WHAT YOU WILL DO
Pictures do not belong in the copy; quote every entry below exactly.

Stored data entries
"""

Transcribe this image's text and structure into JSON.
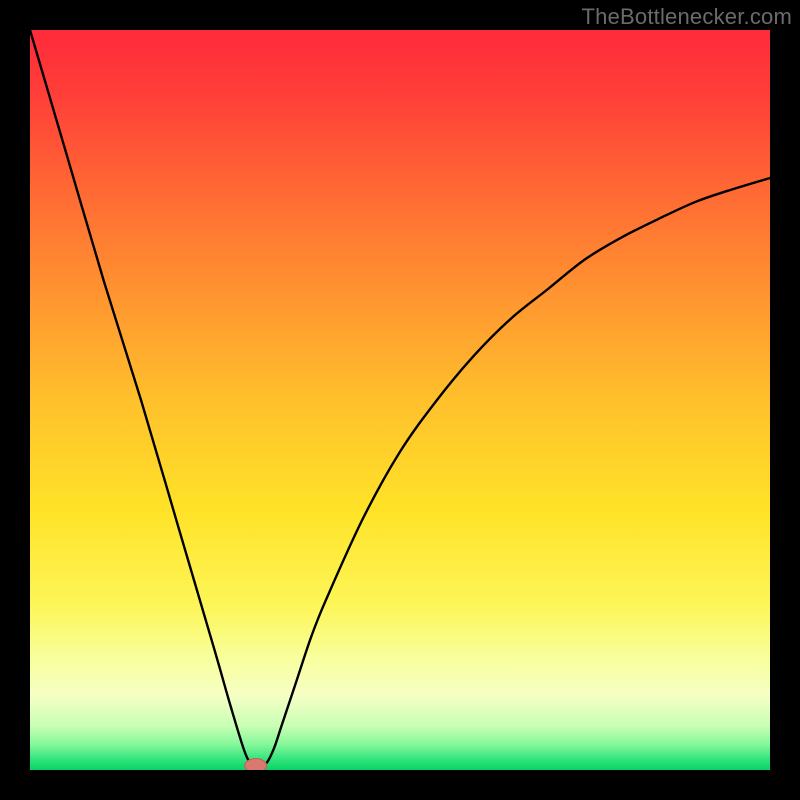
{
  "watermark": {
    "text": "TheBottlenecker.com"
  },
  "colors": {
    "frame_bg": "#000000",
    "curve": "#000000",
    "marker_fill": "#d9796f",
    "marker_outline": "#c85b52",
    "gradient_stops": [
      {
        "offset": 0.0,
        "color": "#ff2a3a"
      },
      {
        "offset": 0.1,
        "color": "#ff4238"
      },
      {
        "offset": 0.22,
        "color": "#ff6a34"
      },
      {
        "offset": 0.35,
        "color": "#ff9230"
      },
      {
        "offset": 0.5,
        "color": "#ffc02c"
      },
      {
        "offset": 0.65,
        "color": "#ffe328"
      },
      {
        "offset": 0.78,
        "color": "#fdf65a"
      },
      {
        "offset": 0.85,
        "color": "#f8ff9e"
      },
      {
        "offset": 0.9,
        "color": "#f5ffc4"
      },
      {
        "offset": 0.94,
        "color": "#c9ffb4"
      },
      {
        "offset": 0.965,
        "color": "#86f89a"
      },
      {
        "offset": 0.985,
        "color": "#34e57e"
      },
      {
        "offset": 1.0,
        "color": "#09d362"
      }
    ]
  },
  "chart_data": {
    "type": "line",
    "title": "",
    "xlabel": "",
    "ylabel": "",
    "ylim": [
      0,
      100
    ],
    "xlim": [
      0,
      100
    ],
    "series": [
      {
        "name": "bottleneck-curve",
        "x": [
          0,
          5,
          10,
          15,
          20,
          25,
          27,
          29,
          30,
          31,
          32,
          33,
          34,
          36,
          38,
          40,
          45,
          50,
          55,
          60,
          65,
          70,
          75,
          80,
          85,
          90,
          95,
          100
        ],
        "values": [
          100,
          83,
          66,
          50,
          33,
          16,
          9,
          2.5,
          0.8,
          0.5,
          1.0,
          3,
          6,
          12,
          18,
          23,
          34,
          43,
          50,
          56,
          61,
          65,
          69,
          72,
          74.5,
          76.8,
          78.5,
          80
        ]
      }
    ],
    "annotations": [
      {
        "name": "optimal-marker",
        "x": 30.5,
        "y": 0.6
      }
    ]
  }
}
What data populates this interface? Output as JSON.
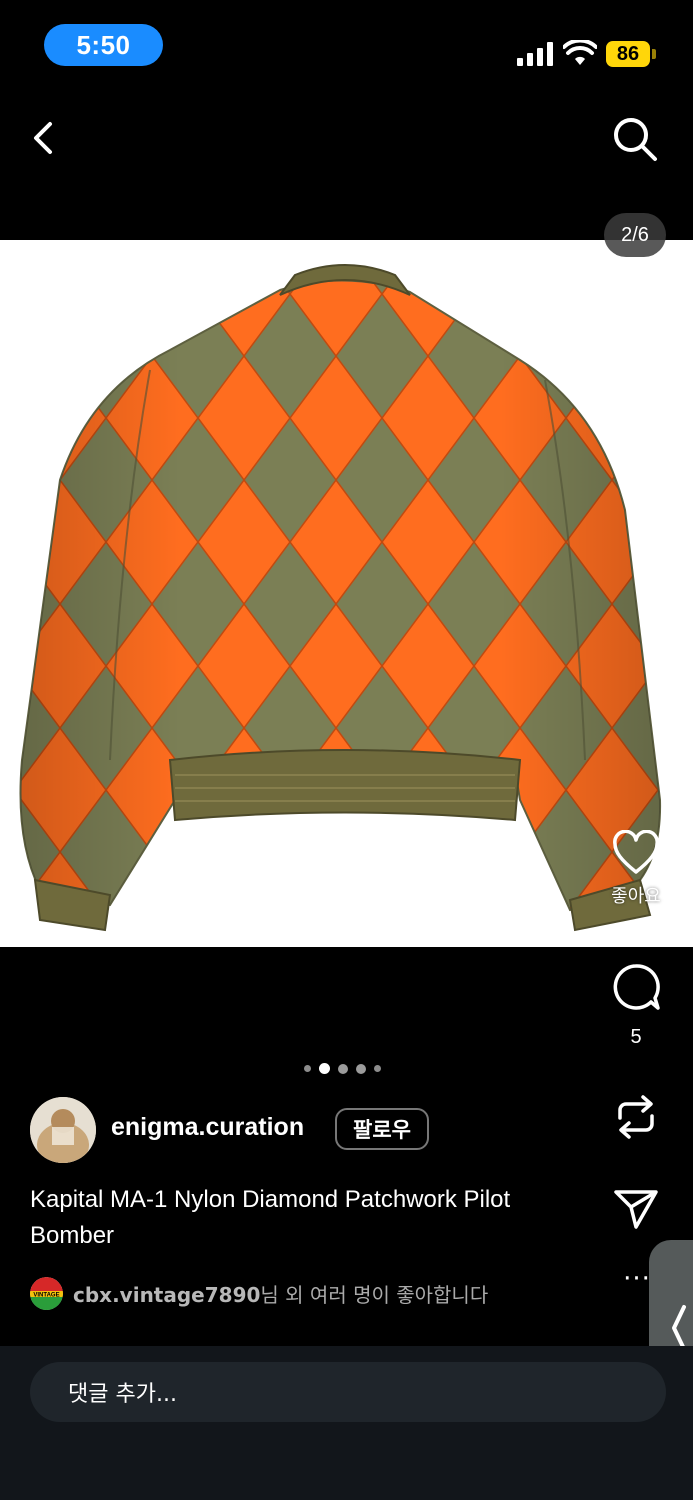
{
  "status_bar": {
    "time": "5:50",
    "battery": "86"
  },
  "nav": {
    "back_icon": "chevron-left-icon",
    "search_icon": "search-icon"
  },
  "media": {
    "counter": "2/6",
    "total_images": 6,
    "current_index": 2
  },
  "actions": {
    "like_label": "좋아요",
    "comment_count": "5",
    "repost_icon": "repost-icon",
    "send_icon": "send-icon",
    "more_label": "···"
  },
  "post": {
    "username": "enigma.curation",
    "follow_label": "팔로우",
    "caption": "Kapital MA-1 Nylon Diamond Patchwork Pilot Bomber",
    "liked_by_user": "cbx.vintage7890",
    "liked_by_suffix": "님 외 여러 명이 좋아합니다",
    "liker_avatar_text": "VINTAGE"
  },
  "comment_bar": {
    "placeholder": "댓글 추가..."
  },
  "colors": {
    "orange": "#ff6d1f",
    "olive": "#7b7f55",
    "rib": "#6f6a3c",
    "accent_blue": "#1a8cff",
    "battery_yellow": "#ffd60a"
  }
}
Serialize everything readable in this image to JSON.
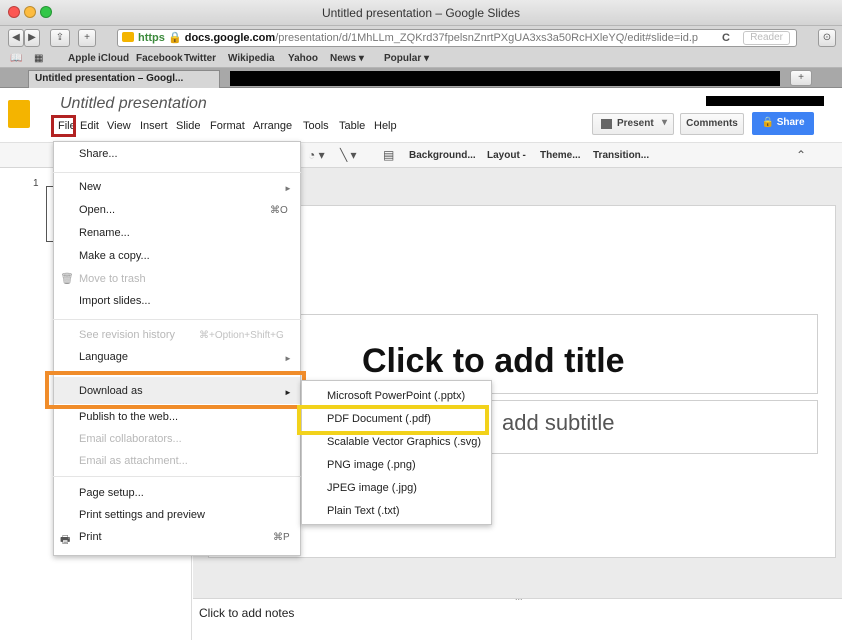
{
  "window": {
    "title": "Untitled presentation – Google Slides",
    "traffic_colors": [
      "#fc5753",
      "#fdbc40",
      "#33c748"
    ]
  },
  "browser": {
    "url_prefix": "https",
    "url_host": "docs.google.com",
    "url_path": "/presentation/d/1MhLLm_ZQKrd37fpelsnZnrtPXgUA3xs3a50RcHXleYQ/edit#slide=id.p",
    "reader_label": "Reader",
    "reload_glyph": "C",
    "bookmarks": [
      "Apple",
      "iCloud",
      "Facebook",
      "Twitter",
      "Wikipedia",
      "Yahoo",
      "News ▾",
      "Popular ▾"
    ],
    "tab_label": "Untitled presentation – Googl...",
    "new_tab_glyph": "+"
  },
  "slides_app": {
    "doc_title": "Untitled presentation",
    "menu": [
      "File",
      "Edit",
      "View",
      "Insert",
      "Slide",
      "Format",
      "Arrange",
      "Tools",
      "Table",
      "Help"
    ],
    "present_label": "Present",
    "comments_label": "Comments",
    "share_label": "Share",
    "brand_color": "#f4b400",
    "share_color": "#3d82f4",
    "format_bar": {
      "background_label": "Background...",
      "layout_label": "Layout -",
      "theme_label": "Theme...",
      "transition_label": "Transition...",
      "collapse_glyph": "≈"
    },
    "slide_number": "1",
    "title_placeholder": "Click to add title",
    "subtitle_placeholder": "add subtitle",
    "notes_placeholder": "Click to add notes",
    "notes_handle": "..."
  },
  "file_menu": {
    "items": [
      {
        "label": "Share...",
        "shortcut": "",
        "submenu": false,
        "disabled": false
      },
      {
        "label": "New",
        "shortcut": "",
        "submenu": true,
        "disabled": false
      },
      {
        "label": "Open...",
        "shortcut": "⌘O",
        "submenu": false,
        "disabled": false
      },
      {
        "label": "Rename...",
        "shortcut": "",
        "submenu": false,
        "disabled": false
      },
      {
        "label": "Make a copy...",
        "shortcut": "",
        "submenu": false,
        "disabled": false
      },
      {
        "label": "Move to trash",
        "shortcut": "",
        "submenu": false,
        "disabled": true
      },
      {
        "label": "Import slides...",
        "shortcut": "",
        "submenu": false,
        "disabled": false
      },
      {
        "label": "See revision history",
        "shortcut": "⌘+Option+Shift+G",
        "submenu": false,
        "disabled": true
      },
      {
        "label": "Language",
        "shortcut": "",
        "submenu": true,
        "disabled": false
      },
      {
        "label": "Download as",
        "shortcut": "",
        "submenu": true,
        "disabled": false
      },
      {
        "label": "Publish to the web...",
        "shortcut": "",
        "submenu": false,
        "disabled": false
      },
      {
        "label": "Email collaborators...",
        "shortcut": "",
        "submenu": false,
        "disabled": true
      },
      {
        "label": "Email as attachment...",
        "shortcut": "",
        "submenu": false,
        "disabled": true
      },
      {
        "label": "Page setup...",
        "shortcut": "",
        "submenu": false,
        "disabled": false
      },
      {
        "label": "Print settings and preview",
        "shortcut": "",
        "submenu": false,
        "disabled": false
      },
      {
        "label": "Print",
        "shortcut": "⌘P",
        "submenu": false,
        "disabled": false
      }
    ]
  },
  "download_submenu": {
    "items": [
      "Microsoft PowerPoint (.pptx)",
      "PDF Document (.pdf)",
      "Scalable Vector Graphics (.svg)",
      "PNG image (.png)",
      "JPEG image (.jpg)",
      "Plain Text (.txt)"
    ]
  },
  "annotations": {
    "file_highlight_color": "#b22222",
    "download_highlight_color": "#f08c2a",
    "pdf_highlight_color": "#f2d21b"
  }
}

"""

SOLUTION TO THIS PROBLEM
Transcribe this image's text and structure into JSON.
{
  "watermark": {
    "text": "TheBottlenecker.com"
  },
  "colors": {
    "frame_bg": "#000000",
    "curve": "#000000",
    "marker_fill": "#d9796f",
    "marker_outline": "#c85b52",
    "gradient_stops": [
      {
        "offset": 0.0,
        "color": "#ff2a3a"
      },
      {
        "offset": 0.1,
        "color": "#ff4238"
      },
      {
        "offset": 0.22,
        "color": "#ff6a34"
      },
      {
        "offset": 0.35,
        "color": "#ff9230"
      },
      {
        "offset": 0.5,
        "color": "#ffc02c"
      },
      {
        "offset": 0.65,
        "color": "#ffe328"
      },
      {
        "offset": 0.78,
        "color": "#fdf65a"
      },
      {
        "offset": 0.85,
        "color": "#f8ff9e"
      },
      {
        "offset": 0.9,
        "color": "#f5ffc4"
      },
      {
        "offset": 0.94,
        "color": "#c9ffb4"
      },
      {
        "offset": 0.965,
        "color": "#86f89a"
      },
      {
        "offset": 0.985,
        "color": "#34e57e"
      },
      {
        "offset": 1.0,
        "color": "#09d362"
      }
    ]
  },
  "chart_data": {
    "type": "line",
    "title": "",
    "xlabel": "",
    "ylabel": "",
    "ylim": [
      0,
      100
    ],
    "xlim": [
      0,
      100
    ],
    "series": [
      {
        "name": "bottleneck-curve",
        "x": [
          0,
          5,
          10,
          15,
          20,
          25,
          27,
          29,
          30,
          31,
          32,
          33,
          34,
          36,
          38,
          40,
          45,
          50,
          55,
          60,
          65,
          70,
          75,
          80,
          85,
          90,
          95,
          100
        ],
        "values": [
          100,
          83,
          66,
          50,
          33,
          16,
          9,
          2.5,
          0.8,
          0.5,
          1.0,
          3,
          6,
          12,
          18,
          23,
          34,
          43,
          50,
          56,
          61,
          65,
          69,
          72,
          74.5,
          76.8,
          78.5,
          80
        ]
      }
    ],
    "annotations": [
      {
        "name": "optimal-marker",
        "x": 30.5,
        "y": 0.6
      }
    ]
  }
}
What data populates this interface? Output as JSON.
{
  "status_bar": {
    "time": "5:50",
    "battery": "86"
  },
  "nav": {
    "back_icon": "chevron-left-icon",
    "search_icon": "search-icon"
  },
  "media": {
    "counter": "2/6",
    "total_images": 6,
    "current_index": 2
  },
  "actions": {
    "like_label": "좋아요",
    "comment_count": "5",
    "repost_icon": "repost-icon",
    "send_icon": "send-icon",
    "more_label": "···"
  },
  "post": {
    "username": "enigma.curation",
    "follow_label": "팔로우",
    "caption": "Kapital MA-1 Nylon Diamond Patchwork Pilot Bomber",
    "liked_by_user": "cbx.vintage7890",
    "liked_by_suffix": "님 외 여러 명이 좋아합니다",
    "liker_avatar_text": "VINTAGE"
  },
  "comment_bar": {
    "placeholder": "댓글 추가..."
  },
  "colors": {
    "orange": "#ff6d1f",
    "olive": "#7b7f55",
    "rib": "#6f6a3c",
    "accent_blue": "#1a8cff",
    "battery_yellow": "#ffd60a"
  }
}
Serialize everything readable in this image to JSON.
{
  "window": {
    "title": "Untitled presentation – Google Slides",
    "traffic_colors": [
      "#fc5753",
      "#fdbc40",
      "#33c748"
    ]
  },
  "browser": {
    "url_prefix": "https",
    "url_host": "docs.google.com",
    "url_path": "/presentation/d/1MhLLm_ZQKrd37fpelsnZnrtPXgUA3xs3a50RcHXleYQ/edit#slide=id.p",
    "reader_label": "Reader",
    "reload_glyph": "C",
    "bookmarks": [
      "Apple",
      "iCloud",
      "Facebook",
      "Twitter",
      "Wikipedia",
      "Yahoo",
      "News ▾",
      "Popular ▾"
    ],
    "tab_label": "Untitled presentation – Googl...",
    "new_tab_glyph": "+"
  },
  "slides_app": {
    "doc_title": "Untitled presentation",
    "menu": [
      "File",
      "Edit",
      "View",
      "Insert",
      "Slide",
      "Format",
      "Arrange",
      "Tools",
      "Table",
      "Help"
    ],
    "present_label": "Present",
    "comments_label": "Comments",
    "share_label": "Share",
    "brand_color": "#f4b400",
    "share_color": "#3d82f4",
    "format_bar": {
      "background_label": "Background...",
      "layout_label": "Layout -",
      "theme_label": "Theme...",
      "transition_label": "Transition...",
      "collapse_glyph": "≈"
    },
    "slide_number": "1",
    "title_placeholder": "Click to add title",
    "subtitle_placeholder": "add subtitle",
    "notes_placeholder": "Click to add notes",
    "notes_handle": "..."
  },
  "file_menu": {
    "items": [
      {
        "label": "Share...",
        "shortcut": "",
        "submenu": false,
        "disabled": false
      },
      {
        "label": "New",
        "shortcut": "",
        "submenu": true,
        "disabled": false
      },
      {
        "label": "Open...",
        "shortcut": "⌘O",
        "submenu": false,
        "disabled": false
      },
      {
        "label": "Rename...",
        "shortcut": "",
        "submenu": false,
        "disabled": false
      },
      {
        "label": "Make a copy...",
        "shortcut": "",
        "submenu": false,
        "disabled": false
      },
      {
        "label": "Move to trash",
        "shortcut": "",
        "submenu": false,
        "disabled": true
      },
      {
        "label": "Import slides...",
        "shortcut": "",
        "submenu": false,
        "disabled": false
      },
      {
        "label": "See revision history",
        "shortcut": "⌘+Option+Shift+G",
        "submenu": false,
        "disabled": true
      },
      {
        "label": "Language",
        "shortcut": "",
        "submenu": true,
        "disabled": false
      },
      {
        "label": "Download as",
        "shortcut": "",
        "submenu": true,
        "disabled": false
      },
      {
        "label": "Publish to the web...",
        "shortcut": "",
        "submenu": false,
        "disabled": false
      },
      {
        "label": "Email collaborators...",
        "shortcut": "",
        "submenu": false,
        "disabled": true
      },
      {
        "label": "Email as attachment...",
        "shortcut": "",
        "submenu": false,
        "disabled": true
      },
      {
        "label": "Page setup...",
        "shortcut": "",
        "submenu": false,
        "disabled": false
      },
      {
        "label": "Print settings and preview",
        "shortcut": "",
        "submenu": false,
        "disabled": false
      },
      {
        "label": "Print",
        "shortcut": "⌘P",
        "submenu": false,
        "disabled": false
      }
    ]
  },
  "download_submenu": {
    "items": [
      "Microsoft PowerPoint (.pptx)",
      "PDF Document (.pdf)",
      "Scalable Vector Graphics (.svg)",
      "PNG image (.png)",
      "JPEG image (.jpg)",
      "Plain Text (.txt)"
    ]
  },
  "annotations": {
    "file_highlight_color": "#b22222",
    "download_highlight_color": "#f08c2a",
    "pdf_highlight_color": "#f2d21b"
  }
}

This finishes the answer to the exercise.